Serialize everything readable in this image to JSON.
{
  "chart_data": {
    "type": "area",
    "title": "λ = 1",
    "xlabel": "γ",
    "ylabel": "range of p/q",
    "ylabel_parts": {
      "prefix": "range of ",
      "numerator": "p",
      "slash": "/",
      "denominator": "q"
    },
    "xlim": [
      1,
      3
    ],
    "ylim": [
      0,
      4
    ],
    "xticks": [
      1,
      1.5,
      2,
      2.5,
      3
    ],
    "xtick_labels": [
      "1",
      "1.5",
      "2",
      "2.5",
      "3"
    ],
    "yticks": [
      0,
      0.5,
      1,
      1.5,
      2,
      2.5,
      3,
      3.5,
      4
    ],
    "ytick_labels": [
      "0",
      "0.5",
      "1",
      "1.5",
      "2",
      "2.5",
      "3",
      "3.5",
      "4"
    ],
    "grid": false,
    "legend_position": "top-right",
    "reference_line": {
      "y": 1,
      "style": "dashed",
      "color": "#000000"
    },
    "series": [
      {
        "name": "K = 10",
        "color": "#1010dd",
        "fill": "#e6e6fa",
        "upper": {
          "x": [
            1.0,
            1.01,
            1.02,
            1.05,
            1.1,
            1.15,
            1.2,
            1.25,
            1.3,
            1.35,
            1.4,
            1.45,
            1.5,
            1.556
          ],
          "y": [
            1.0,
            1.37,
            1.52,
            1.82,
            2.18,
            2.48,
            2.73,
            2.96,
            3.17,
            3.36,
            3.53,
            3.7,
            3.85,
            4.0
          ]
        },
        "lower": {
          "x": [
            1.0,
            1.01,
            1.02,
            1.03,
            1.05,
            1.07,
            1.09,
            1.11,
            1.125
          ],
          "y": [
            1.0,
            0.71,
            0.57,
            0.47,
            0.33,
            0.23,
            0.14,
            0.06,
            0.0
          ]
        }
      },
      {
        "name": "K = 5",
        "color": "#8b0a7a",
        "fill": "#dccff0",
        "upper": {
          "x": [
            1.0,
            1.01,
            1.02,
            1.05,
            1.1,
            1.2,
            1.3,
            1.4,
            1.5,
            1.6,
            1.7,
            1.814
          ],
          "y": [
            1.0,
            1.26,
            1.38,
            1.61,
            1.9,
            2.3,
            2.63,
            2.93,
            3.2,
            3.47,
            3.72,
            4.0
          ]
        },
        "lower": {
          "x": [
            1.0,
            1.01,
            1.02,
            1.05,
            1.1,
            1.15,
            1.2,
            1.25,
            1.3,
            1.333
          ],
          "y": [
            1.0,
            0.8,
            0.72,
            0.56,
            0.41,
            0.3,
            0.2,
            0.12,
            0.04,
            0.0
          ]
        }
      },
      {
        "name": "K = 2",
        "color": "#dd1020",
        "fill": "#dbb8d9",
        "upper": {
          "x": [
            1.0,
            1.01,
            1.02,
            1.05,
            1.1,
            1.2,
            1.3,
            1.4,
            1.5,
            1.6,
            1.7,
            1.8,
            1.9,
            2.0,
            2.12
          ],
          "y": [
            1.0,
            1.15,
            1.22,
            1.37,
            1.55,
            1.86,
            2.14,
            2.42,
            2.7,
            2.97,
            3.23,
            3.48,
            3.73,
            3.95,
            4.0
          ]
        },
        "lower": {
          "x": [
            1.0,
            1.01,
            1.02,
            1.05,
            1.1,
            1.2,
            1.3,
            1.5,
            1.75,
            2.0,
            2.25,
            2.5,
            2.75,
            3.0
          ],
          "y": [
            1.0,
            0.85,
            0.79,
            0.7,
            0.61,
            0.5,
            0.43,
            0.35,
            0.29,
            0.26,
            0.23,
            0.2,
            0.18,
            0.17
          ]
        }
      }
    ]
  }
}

═══

### What you need to do
Give a word-for-word copy of the records.

### Answer
Serialize everything readable in this image to JSON.
{
  "chart_data": {
    "type": "area",
    "title": "λ = 1",
    "xlabel": "γ",
    "ylabel": "range of p/q",
    "ylabel_parts": {
      "prefix": "range of ",
      "numerator": "p",
      "slash": "/",
      "denominator": "q"
    },
    "xlim": [
      1,
      3
    ],
    "ylim": [
      0,
      4
    ],
    "xticks": [
      1,
      1.5,
      2,
      2.5,
      3
    ],
    "xtick_labels": [
      "1",
      "1.5",
      "2",
      "2.5",
      "3"
    ],
    "yticks": [
      0,
      0.5,
      1,
      1.5,
      2,
      2.5,
      3,
      3.5,
      4
    ],
    "ytick_labels": [
      "0",
      "0.5",
      "1",
      "1.5",
      "2",
      "2.5",
      "3",
      "3.5",
      "4"
    ],
    "grid": false,
    "legend_position": "top-right",
    "reference_line": {
      "y": 1,
      "style": "dashed",
      "color": "#000000"
    },
    "series": [
      {
        "name": "K = 10",
        "color": "#1010dd",
        "fill": "#e6e6fa",
        "upper": {
          "x": [
            1.0,
            1.01,
            1.02,
            1.05,
            1.1,
            1.15,
            1.2,
            1.25,
            1.3,
            1.35,
            1.4,
            1.45,
            1.5,
            1.556
          ],
          "y": [
            1.0,
            1.37,
            1.52,
            1.82,
            2.18,
            2.48,
            2.73,
            2.96,
            3.17,
            3.36,
            3.53,
            3.7,
            3.85,
            4.0
          ]
        },
        "lower": {
          "x": [
            1.0,
            1.01,
            1.02,
            1.03,
            1.05,
            1.07,
            1.09,
            1.11,
            1.125
          ],
          "y": [
            1.0,
            0.71,
            0.57,
            0.47,
            0.33,
            0.23,
            0.14,
            0.06,
            0.0
          ]
        }
      },
      {
        "name": "K = 5",
        "color": "#8b0a7a",
        "fill": "#dccff0",
        "upper": {
          "x": [
            1.0,
            1.01,
            1.02,
            1.05,
            1.1,
            1.2,
            1.3,
            1.4,
            1.5,
            1.6,
            1.7,
            1.814
          ],
          "y": [
            1.0,
            1.26,
            1.38,
            1.61,
            1.9,
            2.3,
            2.63,
            2.93,
            3.2,
            3.47,
            3.72,
            4.0
          ]
        },
        "lower": {
          "x": [
            1.0,
            1.01,
            1.02,
            1.05,
            1.1,
            1.15,
            1.2,
            1.25,
            1.3,
            1.333
          ],
          "y": [
            1.0,
            0.8,
            0.72,
            0.56,
            0.41,
            0.3,
            0.2,
            0.12,
            0.04,
            0.0
          ]
        }
      },
      {
        "name": "K = 2",
        "color": "#dd1020",
        "fill": "#dbb8d9",
        "upper": {
          "x": [
            1.0,
            1.01,
            1.02,
            1.05,
            1.1,
            1.2,
            1.3,
            1.4,
            1.5,
            1.6,
            1.7,
            1.8,
            1.9,
            2.0,
            2.12
          ],
          "y": [
            1.0,
            1.15,
            1.22,
            1.37,
            1.55,
            1.86,
            2.14,
            2.42,
            2.7,
            2.97,
            3.23,
            3.48,
            3.73,
            3.95,
            4.0
          ]
        },
        "lower": {
          "x": [
            1.0,
            1.01,
            1.02,
            1.05,
            1.1,
            1.2,
            1.3,
            1.5,
            1.75,
            2.0,
            2.25,
            2.5,
            2.75,
            3.0
          ],
          "y": [
            1.0,
            0.85,
            0.79,
            0.7,
            0.61,
            0.5,
            0.43,
            0.35,
            0.29,
            0.26,
            0.23,
            0.2,
            0.18,
            0.17
          ]
        }
      }
    ]
  }
}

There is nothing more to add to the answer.